───── Data provided
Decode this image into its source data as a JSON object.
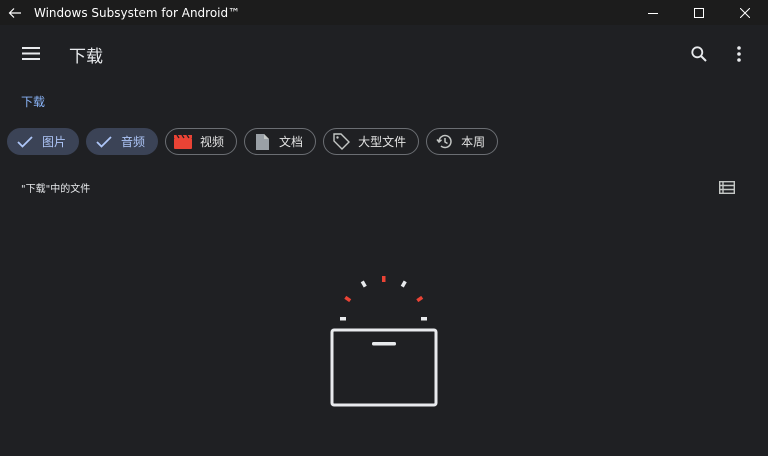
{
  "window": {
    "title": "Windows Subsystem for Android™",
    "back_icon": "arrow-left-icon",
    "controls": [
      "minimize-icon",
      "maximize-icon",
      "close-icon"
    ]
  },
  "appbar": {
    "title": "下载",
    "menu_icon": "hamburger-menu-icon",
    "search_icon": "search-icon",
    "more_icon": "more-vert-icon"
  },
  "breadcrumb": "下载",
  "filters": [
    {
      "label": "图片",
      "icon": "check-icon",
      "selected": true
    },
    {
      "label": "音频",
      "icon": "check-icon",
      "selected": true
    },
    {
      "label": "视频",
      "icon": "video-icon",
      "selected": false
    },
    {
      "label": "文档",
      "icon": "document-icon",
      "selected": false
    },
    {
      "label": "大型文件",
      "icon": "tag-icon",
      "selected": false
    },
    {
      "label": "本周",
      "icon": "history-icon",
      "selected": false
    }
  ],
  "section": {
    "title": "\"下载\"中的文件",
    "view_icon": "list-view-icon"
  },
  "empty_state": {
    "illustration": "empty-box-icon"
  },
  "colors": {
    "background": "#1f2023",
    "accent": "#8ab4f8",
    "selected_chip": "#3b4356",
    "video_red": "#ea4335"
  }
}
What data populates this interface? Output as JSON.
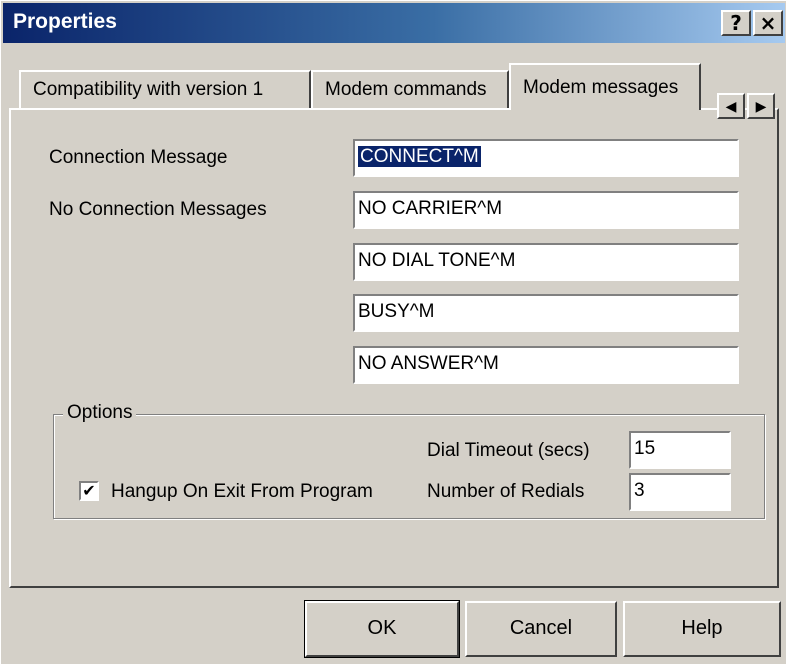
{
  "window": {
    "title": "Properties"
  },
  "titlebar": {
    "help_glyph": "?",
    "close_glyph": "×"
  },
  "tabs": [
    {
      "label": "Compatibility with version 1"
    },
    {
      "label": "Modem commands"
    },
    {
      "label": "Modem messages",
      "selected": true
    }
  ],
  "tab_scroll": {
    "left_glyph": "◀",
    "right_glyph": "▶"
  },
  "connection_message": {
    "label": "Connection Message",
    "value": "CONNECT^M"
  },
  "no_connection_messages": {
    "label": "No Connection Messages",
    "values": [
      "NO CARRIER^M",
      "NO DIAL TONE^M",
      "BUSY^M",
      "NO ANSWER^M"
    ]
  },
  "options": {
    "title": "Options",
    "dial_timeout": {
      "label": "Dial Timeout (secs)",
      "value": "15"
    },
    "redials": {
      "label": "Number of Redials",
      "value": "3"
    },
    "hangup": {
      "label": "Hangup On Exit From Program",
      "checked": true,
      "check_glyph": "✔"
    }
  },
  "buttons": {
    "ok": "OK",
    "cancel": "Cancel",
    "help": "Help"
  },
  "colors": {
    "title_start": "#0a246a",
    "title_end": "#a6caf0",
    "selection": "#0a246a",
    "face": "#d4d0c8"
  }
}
──────────
◆ Work required: In your copy of the records, include no pictures; repeat everything else exactly.

◆ The reply:
Decode this image into its source data as a JSON object.
{
  "window": {
    "title": "Windows Subsystem for Android™",
    "back_icon": "arrow-left-icon",
    "controls": [
      "minimize-icon",
      "maximize-icon",
      "close-icon"
    ]
  },
  "appbar": {
    "title": "下载",
    "menu_icon": "hamburger-menu-icon",
    "search_icon": "search-icon",
    "more_icon": "more-vert-icon"
  },
  "breadcrumb": "下载",
  "filters": [
    {
      "label": "图片",
      "icon": "check-icon",
      "selected": true
    },
    {
      "label": "音频",
      "icon": "check-icon",
      "selected": true
    },
    {
      "label": "视频",
      "icon": "video-icon",
      "selected": false
    },
    {
      "label": "文档",
      "icon": "document-icon",
      "selected": false
    },
    {
      "label": "大型文件",
      "icon": "tag-icon",
      "selected": false
    },
    {
      "label": "本周",
      "icon": "history-icon",
      "selected": false
    }
  ],
  "section": {
    "title": "\"下载\"中的文件",
    "view_icon": "list-view-icon"
  },
  "empty_state": {
    "illustration": "empty-box-icon"
  },
  "colors": {
    "background": "#1f2023",
    "accent": "#8ab4f8",
    "selected_chip": "#3b4356",
    "video_red": "#ea4335"
  }
}
What data populates this interface? Output as JSON.
{
  "window": {
    "title": "Properties"
  },
  "titlebar": {
    "help_glyph": "?",
    "close_glyph": "×"
  },
  "tabs": [
    {
      "label": "Compatibility with version 1"
    },
    {
      "label": "Modem commands"
    },
    {
      "label": "Modem messages",
      "selected": true
    }
  ],
  "tab_scroll": {
    "left_glyph": "◀",
    "right_glyph": "▶"
  },
  "connection_message": {
    "label": "Connection Message",
    "value": "CONNECT^M"
  },
  "no_connection_messages": {
    "label": "No Connection Messages",
    "values": [
      "NO CARRIER^M",
      "NO DIAL TONE^M",
      "BUSY^M",
      "NO ANSWER^M"
    ]
  },
  "options": {
    "title": "Options",
    "dial_timeout": {
      "label": "Dial Timeout (secs)",
      "value": "15"
    },
    "redials": {
      "label": "Number of Redials",
      "value": "3"
    },
    "hangup": {
      "label": "Hangup On Exit From Program",
      "checked": true,
      "check_glyph": "✔"
    }
  },
  "buttons": {
    "ok": "OK",
    "cancel": "Cancel",
    "help": "Help"
  },
  "colors": {
    "title_start": "#0a246a",
    "title_end": "#a6caf0",
    "selection": "#0a246a",
    "face": "#d4d0c8"
  }
}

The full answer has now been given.